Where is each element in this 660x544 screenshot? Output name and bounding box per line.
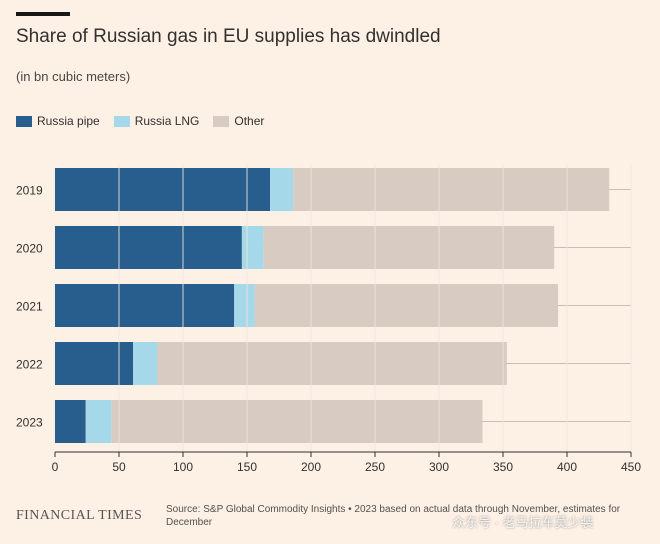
legend-swatch-other bbox=[213, 115, 230, 127]
chart-title: Share of Russian gas in EU supplies has … bbox=[16, 26, 441, 47]
bar-russia-lng bbox=[85, 400, 112, 443]
bar-other bbox=[111, 400, 483, 443]
category-label: 2023 bbox=[16, 416, 43, 430]
bar-russia-pipe bbox=[55, 342, 134, 385]
x-tick-label: 350 bbox=[493, 460, 513, 474]
x-tick-label: 300 bbox=[429, 460, 449, 474]
x-tick-label: 200 bbox=[301, 460, 321, 474]
legend: Russia pipe Russia LNG Other bbox=[16, 114, 264, 128]
bar-russia-pipe bbox=[55, 226, 242, 269]
ft-brand: FINANCIAL TIMES bbox=[16, 508, 143, 523]
legend-label: Russia LNG bbox=[134, 114, 200, 128]
bar-russia-lng bbox=[133, 342, 158, 385]
legend-swatch-russia-lng bbox=[113, 115, 130, 127]
bar-russia-pipe bbox=[55, 284, 235, 327]
x-tick-label: 0 bbox=[52, 460, 59, 474]
bar-other bbox=[157, 342, 507, 385]
x-tick-label: 250 bbox=[365, 460, 385, 474]
bar-russia-lng bbox=[270, 168, 294, 211]
x-tick-label: 400 bbox=[557, 460, 577, 474]
bar-russia-lng bbox=[241, 226, 264, 269]
category-label: 2019 bbox=[16, 184, 43, 198]
category-label: 2021 bbox=[16, 300, 43, 314]
bar-other bbox=[263, 226, 555, 269]
bar-russia-lng bbox=[234, 284, 255, 327]
category-label: 2020 bbox=[16, 242, 43, 256]
source-note: Source: S&P Global Commodity Insights • … bbox=[166, 504, 621, 528]
legend-item-russia-pipe: Russia pipe bbox=[16, 114, 100, 128]
legend-swatch-russia-pipe bbox=[16, 115, 32, 127]
legend-label: Russia pipe bbox=[37, 114, 100, 128]
legend-label: Other bbox=[234, 114, 265, 128]
chart-subtitle: (in bn cubic meters) bbox=[16, 69, 131, 84]
x-tick-label: 50 bbox=[112, 460, 126, 474]
bar-other bbox=[254, 284, 559, 327]
bar-other bbox=[293, 168, 610, 211]
title-accent-bar bbox=[16, 12, 70, 16]
watermark: 众东号 · 老马拉车莫少装 bbox=[452, 515, 594, 530]
legend-item-russia-lng: Russia LNG bbox=[113, 114, 200, 128]
bar-russia-pipe bbox=[55, 400, 86, 443]
x-tick-label: 100 bbox=[173, 460, 193, 474]
legend-item-other: Other bbox=[213, 114, 264, 128]
x-tick-label: 150 bbox=[237, 460, 257, 474]
category-label: 2022 bbox=[16, 358, 43, 372]
x-tick-label: 450 bbox=[621, 460, 641, 474]
bar-russia-pipe bbox=[55, 168, 271, 211]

▸ Work instructions
Copy the material above word for word, line by line, and omit the picture.

▸ Reply to the exercise
Where is each element in this 660x544 screenshot? Output name and bounding box per line.
legend-swatch-other bbox=[213, 115, 230, 127]
chart-title: Share of Russian gas in EU supplies has … bbox=[16, 26, 441, 47]
bar-russia-lng bbox=[85, 400, 112, 443]
bar-other bbox=[111, 400, 483, 443]
category-label: 2023 bbox=[16, 416, 43, 430]
bar-russia-pipe bbox=[55, 342, 134, 385]
x-tick-label: 350 bbox=[493, 460, 513, 474]
x-tick-label: 300 bbox=[429, 460, 449, 474]
x-tick-label: 200 bbox=[301, 460, 321, 474]
legend: Russia pipe Russia LNG Other bbox=[16, 114, 264, 128]
bar-russia-pipe bbox=[55, 226, 242, 269]
ft-brand: FINANCIAL TIMES bbox=[16, 508, 143, 523]
legend-label: Russia LNG bbox=[134, 114, 200, 128]
bar-russia-lng bbox=[133, 342, 158, 385]
legend-swatch-russia-lng bbox=[113, 115, 130, 127]
bar-russia-pipe bbox=[55, 284, 235, 327]
x-tick-label: 0 bbox=[52, 460, 59, 474]
bar-other bbox=[157, 342, 507, 385]
x-tick-label: 250 bbox=[365, 460, 385, 474]
bar-russia-lng bbox=[270, 168, 294, 211]
x-tick-label: 400 bbox=[557, 460, 577, 474]
bar-russia-lng bbox=[241, 226, 264, 269]
category-label: 2019 bbox=[16, 184, 43, 198]
category-label: 2021 bbox=[16, 300, 43, 314]
bar-other bbox=[263, 226, 555, 269]
bar-russia-lng bbox=[234, 284, 255, 327]
category-label: 2020 bbox=[16, 242, 43, 256]
source-note: Source: S&P Global Commodity Insights • … bbox=[166, 504, 621, 528]
legend-item-russia-pipe: Russia pipe bbox=[16, 114, 100, 128]
legend-swatch-russia-pipe bbox=[16, 115, 32, 127]
legend-label: Russia pipe bbox=[37, 114, 100, 128]
legend-label: Other bbox=[234, 114, 265, 128]
chart-subtitle: (in bn cubic meters) bbox=[16, 69, 131, 84]
x-tick-label: 50 bbox=[112, 460, 126, 474]
bar-other bbox=[254, 284, 559, 327]
bar-other bbox=[293, 168, 610, 211]
title-accent-bar bbox=[16, 12, 70, 16]
watermark: 众东号 · 老马拉车莫少装 bbox=[452, 515, 594, 530]
legend-item-russia-lng: Russia LNG bbox=[113, 114, 200, 128]
bar-russia-pipe bbox=[55, 400, 86, 443]
x-tick-label: 100 bbox=[173, 460, 193, 474]
legend-item-other: Other bbox=[213, 114, 264, 128]
x-tick-label: 150 bbox=[237, 460, 257, 474]
category-label: 2022 bbox=[16, 358, 43, 372]
x-tick-label: 450 bbox=[621, 460, 641, 474]
bar-russia-pipe bbox=[55, 168, 271, 211]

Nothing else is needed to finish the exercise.